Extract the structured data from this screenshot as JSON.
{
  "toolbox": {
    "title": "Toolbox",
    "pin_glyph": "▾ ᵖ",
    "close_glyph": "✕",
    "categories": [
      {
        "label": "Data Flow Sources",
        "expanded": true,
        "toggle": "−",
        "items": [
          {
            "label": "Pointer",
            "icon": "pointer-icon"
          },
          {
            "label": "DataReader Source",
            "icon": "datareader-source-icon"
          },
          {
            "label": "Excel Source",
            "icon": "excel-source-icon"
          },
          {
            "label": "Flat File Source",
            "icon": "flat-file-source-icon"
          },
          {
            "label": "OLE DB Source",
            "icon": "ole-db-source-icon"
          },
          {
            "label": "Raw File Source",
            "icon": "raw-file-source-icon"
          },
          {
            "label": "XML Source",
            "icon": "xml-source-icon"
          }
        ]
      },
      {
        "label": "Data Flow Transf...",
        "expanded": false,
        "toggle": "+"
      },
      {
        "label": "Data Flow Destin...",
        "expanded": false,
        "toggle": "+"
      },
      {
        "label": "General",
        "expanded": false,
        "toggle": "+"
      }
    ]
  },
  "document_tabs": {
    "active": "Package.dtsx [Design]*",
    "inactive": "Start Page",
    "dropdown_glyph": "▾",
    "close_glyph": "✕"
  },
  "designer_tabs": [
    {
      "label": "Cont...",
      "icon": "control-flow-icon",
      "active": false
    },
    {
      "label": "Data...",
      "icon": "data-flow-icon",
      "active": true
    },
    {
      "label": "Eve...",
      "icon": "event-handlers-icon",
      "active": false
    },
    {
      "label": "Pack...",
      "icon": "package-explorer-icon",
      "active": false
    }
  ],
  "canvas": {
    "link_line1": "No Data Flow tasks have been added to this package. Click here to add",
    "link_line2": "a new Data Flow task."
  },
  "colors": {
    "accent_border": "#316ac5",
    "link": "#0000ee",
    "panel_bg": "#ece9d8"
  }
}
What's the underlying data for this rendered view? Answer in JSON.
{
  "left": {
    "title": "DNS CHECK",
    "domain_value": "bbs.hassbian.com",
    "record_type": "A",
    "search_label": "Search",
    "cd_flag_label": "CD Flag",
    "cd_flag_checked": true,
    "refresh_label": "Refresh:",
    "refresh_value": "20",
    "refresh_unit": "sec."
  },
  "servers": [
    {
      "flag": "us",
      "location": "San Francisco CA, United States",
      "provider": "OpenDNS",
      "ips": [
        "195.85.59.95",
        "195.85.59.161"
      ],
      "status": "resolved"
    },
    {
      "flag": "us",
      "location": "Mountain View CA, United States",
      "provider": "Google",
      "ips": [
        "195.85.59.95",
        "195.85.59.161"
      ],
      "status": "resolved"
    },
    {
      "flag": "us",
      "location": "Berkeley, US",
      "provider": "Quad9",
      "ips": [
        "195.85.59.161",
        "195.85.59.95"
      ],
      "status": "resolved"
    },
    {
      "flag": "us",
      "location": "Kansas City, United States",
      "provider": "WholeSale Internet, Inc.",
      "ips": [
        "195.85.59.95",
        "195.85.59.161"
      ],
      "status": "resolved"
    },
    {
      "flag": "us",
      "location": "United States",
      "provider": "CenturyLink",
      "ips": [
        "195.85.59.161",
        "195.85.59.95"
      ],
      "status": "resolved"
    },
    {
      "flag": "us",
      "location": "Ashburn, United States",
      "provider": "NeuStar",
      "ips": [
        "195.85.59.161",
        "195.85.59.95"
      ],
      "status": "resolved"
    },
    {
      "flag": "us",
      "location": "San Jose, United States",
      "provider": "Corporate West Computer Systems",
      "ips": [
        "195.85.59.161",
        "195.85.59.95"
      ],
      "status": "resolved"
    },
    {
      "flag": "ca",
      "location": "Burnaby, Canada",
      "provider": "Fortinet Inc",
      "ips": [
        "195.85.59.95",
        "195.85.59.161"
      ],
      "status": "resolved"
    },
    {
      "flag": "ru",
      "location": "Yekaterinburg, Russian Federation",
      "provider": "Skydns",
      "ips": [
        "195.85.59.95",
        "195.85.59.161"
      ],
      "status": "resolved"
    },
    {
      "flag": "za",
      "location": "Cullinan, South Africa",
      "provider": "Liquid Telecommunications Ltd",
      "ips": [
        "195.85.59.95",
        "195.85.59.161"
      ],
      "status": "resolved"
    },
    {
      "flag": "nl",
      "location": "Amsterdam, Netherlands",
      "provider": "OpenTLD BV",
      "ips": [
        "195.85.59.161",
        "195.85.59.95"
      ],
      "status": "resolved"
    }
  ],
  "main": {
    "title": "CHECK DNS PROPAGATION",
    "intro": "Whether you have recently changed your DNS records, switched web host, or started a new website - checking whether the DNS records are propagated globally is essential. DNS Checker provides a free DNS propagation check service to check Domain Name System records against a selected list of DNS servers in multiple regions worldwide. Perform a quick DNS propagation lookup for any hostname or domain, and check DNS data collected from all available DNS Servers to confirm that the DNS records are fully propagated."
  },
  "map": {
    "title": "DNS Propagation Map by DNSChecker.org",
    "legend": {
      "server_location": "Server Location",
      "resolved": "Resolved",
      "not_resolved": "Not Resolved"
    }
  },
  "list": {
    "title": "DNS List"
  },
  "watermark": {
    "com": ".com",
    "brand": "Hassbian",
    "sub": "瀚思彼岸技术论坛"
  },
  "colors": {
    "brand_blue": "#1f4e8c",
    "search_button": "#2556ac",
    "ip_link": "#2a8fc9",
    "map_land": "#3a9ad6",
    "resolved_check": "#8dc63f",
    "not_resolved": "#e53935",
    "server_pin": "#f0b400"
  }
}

==========

__What is expected__. Only lines with the word "title" are wanted, so copy each one from the records.

__Task output__.
    "title": "Toolbox",
    "title": "DNS CHECK",
    "title": "CHECK DNS PROPAGATION",
    "title": "DNS Propagation Map by DNSChecker.org",
    "title": "DNS List"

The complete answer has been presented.